▶ **The exercise**:
Count how many lines below contain the word "найдете", then give that number alone.

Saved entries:
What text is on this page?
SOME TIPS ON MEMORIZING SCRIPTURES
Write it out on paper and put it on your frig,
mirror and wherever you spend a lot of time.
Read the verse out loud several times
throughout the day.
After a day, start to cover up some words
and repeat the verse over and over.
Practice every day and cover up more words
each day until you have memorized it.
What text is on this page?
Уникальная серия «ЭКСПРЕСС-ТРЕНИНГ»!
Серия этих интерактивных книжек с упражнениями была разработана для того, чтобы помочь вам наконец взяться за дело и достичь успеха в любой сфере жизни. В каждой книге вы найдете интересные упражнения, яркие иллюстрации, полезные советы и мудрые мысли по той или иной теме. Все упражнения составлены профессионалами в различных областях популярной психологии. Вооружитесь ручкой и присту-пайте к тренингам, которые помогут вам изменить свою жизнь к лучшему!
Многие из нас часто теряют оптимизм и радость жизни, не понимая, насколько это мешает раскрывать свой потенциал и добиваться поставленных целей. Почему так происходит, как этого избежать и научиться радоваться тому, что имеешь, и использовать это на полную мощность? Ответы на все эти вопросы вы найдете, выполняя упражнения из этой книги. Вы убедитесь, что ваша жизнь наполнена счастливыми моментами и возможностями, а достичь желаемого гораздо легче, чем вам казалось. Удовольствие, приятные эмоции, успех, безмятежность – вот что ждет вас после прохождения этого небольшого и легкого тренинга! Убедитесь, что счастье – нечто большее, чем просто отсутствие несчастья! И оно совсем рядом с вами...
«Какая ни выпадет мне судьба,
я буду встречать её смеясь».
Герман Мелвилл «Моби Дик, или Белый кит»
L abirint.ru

▶ **Response below**:
2